— YOUR TASK —
Print each of the entries exactly, leaving nothing out.

— WORKING DATA —

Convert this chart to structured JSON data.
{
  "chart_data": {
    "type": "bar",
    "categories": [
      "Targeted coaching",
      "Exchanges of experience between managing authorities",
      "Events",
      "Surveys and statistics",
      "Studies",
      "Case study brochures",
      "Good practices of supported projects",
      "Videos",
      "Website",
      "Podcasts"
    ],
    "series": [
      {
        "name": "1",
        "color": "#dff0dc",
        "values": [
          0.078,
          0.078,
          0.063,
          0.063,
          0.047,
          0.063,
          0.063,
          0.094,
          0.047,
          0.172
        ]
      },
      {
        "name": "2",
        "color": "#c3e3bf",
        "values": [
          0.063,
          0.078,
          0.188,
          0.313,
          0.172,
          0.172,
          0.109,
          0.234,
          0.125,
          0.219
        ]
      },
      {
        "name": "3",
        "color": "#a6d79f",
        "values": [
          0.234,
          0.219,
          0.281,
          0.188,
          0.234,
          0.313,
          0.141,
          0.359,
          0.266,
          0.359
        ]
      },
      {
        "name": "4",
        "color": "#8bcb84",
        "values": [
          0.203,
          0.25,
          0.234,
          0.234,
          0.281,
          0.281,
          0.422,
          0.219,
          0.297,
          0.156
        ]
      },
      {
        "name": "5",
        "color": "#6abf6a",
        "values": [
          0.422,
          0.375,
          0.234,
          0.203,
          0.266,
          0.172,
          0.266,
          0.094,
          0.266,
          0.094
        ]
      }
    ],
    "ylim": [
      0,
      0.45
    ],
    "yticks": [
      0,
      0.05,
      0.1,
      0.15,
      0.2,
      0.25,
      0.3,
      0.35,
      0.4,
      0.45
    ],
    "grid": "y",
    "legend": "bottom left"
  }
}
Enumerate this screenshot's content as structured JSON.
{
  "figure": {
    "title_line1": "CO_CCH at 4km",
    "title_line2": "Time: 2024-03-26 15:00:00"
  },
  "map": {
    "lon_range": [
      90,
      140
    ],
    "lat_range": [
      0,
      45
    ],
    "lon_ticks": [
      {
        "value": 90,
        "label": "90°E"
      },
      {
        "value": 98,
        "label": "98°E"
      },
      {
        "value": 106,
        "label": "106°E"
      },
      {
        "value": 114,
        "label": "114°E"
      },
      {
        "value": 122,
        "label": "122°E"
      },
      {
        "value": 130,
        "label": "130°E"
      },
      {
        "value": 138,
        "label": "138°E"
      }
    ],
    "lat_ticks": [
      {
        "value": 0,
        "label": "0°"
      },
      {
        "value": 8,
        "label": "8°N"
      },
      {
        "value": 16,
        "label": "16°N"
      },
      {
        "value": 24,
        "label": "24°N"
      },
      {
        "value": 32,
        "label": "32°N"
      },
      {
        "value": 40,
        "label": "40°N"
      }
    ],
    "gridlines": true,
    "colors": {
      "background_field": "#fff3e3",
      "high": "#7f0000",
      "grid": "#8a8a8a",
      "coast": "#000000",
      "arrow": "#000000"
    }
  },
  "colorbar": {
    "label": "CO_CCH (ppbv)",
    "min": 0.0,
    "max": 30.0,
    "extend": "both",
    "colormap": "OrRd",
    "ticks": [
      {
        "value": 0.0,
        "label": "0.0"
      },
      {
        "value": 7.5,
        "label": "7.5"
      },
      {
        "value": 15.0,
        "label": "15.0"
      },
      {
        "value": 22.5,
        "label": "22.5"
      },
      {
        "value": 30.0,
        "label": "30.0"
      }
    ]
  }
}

— OUTPUT FOR THIS TASK —
Convert this chart to structured JSON data.
{
  "chart_data": {
    "type": "bar",
    "categories": [
      "Targeted coaching",
      "Exchanges of experience between managing authorities",
      "Events",
      "Surveys and statistics",
      "Studies",
      "Case study brochures",
      "Good practices of supported projects",
      "Videos",
      "Website",
      "Podcasts"
    ],
    "series": [
      {
        "name": "1",
        "color": "#dff0dc",
        "values": [
          0.078,
          0.078,
          0.063,
          0.063,
          0.047,
          0.063,
          0.063,
          0.094,
          0.047,
          0.172
        ]
      },
      {
        "name": "2",
        "color": "#c3e3bf",
        "values": [
          0.063,
          0.078,
          0.188,
          0.313,
          0.172,
          0.172,
          0.109,
          0.234,
          0.125,
          0.219
        ]
      },
      {
        "name": "3",
        "color": "#a6d79f",
        "values": [
          0.234,
          0.219,
          0.281,
          0.188,
          0.234,
          0.313,
          0.141,
          0.359,
          0.266,
          0.359
        ]
      },
      {
        "name": "4",
        "color": "#8bcb84",
        "values": [
          0.203,
          0.25,
          0.234,
          0.234,
          0.281,
          0.281,
          0.422,
          0.219,
          0.297,
          0.156
        ]
      },
      {
        "name": "5",
        "color": "#6abf6a",
        "values": [
          0.422,
          0.375,
          0.234,
          0.203,
          0.266,
          0.172,
          0.266,
          0.094,
          0.266,
          0.094
        ]
      }
    ],
    "ylim": [
      0,
      0.45
    ],
    "yticks": [
      0,
      0.05,
      0.1,
      0.15,
      0.2,
      0.25,
      0.3,
      0.35,
      0.4,
      0.45
    ],
    "grid": "y",
    "legend": "bottom left"
  }
}
Enumerate this screenshot's content as structured JSON.
{
  "figure": {
    "title_line1": "CO_CCH at 4km",
    "title_line2": "Time: 2024-03-26 15:00:00"
  },
  "map": {
    "lon_range": [
      90,
      140
    ],
    "lat_range": [
      0,
      45
    ],
    "lon_ticks": [
      {
        "value": 90,
        "label": "90°E"
      },
      {
        "value": 98,
        "label": "98°E"
      },
      {
        "value": 106,
        "label": "106°E"
      },
      {
        "value": 114,
        "label": "114°E"
      },
      {
        "value": 122,
        "label": "122°E"
      },
      {
        "value": 130,
        "label": "130°E"
      },
      {
        "value": 138,
        "label": "138°E"
      }
    ],
    "lat_ticks": [
      {
        "value": 0,
        "label": "0°"
      },
      {
        "value": 8,
        "label": "8°N"
      },
      {
        "value": 16,
        "label": "16°N"
      },
      {
        "value": 24,
        "label": "24°N"
      },
      {
        "value": 32,
        "label": "32°N"
      },
      {
        "value": 40,
        "label": "40°N"
      }
    ],
    "gridlines": true,
    "colors": {
      "background_field": "#fff3e3",
      "high": "#7f0000",
      "grid": "#8a8a8a",
      "coast": "#000000",
      "arrow": "#000000"
    }
  },
  "colorbar": {
    "label": "CO_CCH (ppbv)",
    "min": 0.0,
    "max": 30.0,
    "extend": "both",
    "colormap": "OrRd",
    "ticks": [
      {
        "value": 0.0,
        "label": "0.0"
      },
      {
        "value": 7.5,
        "label": "7.5"
      },
      {
        "value": 15.0,
        "label": "15.0"
      },
      {
        "value": 22.5,
        "label": "22.5"
      },
      {
        "value": 30.0,
        "label": "30.0"
      }
    ]
  }
}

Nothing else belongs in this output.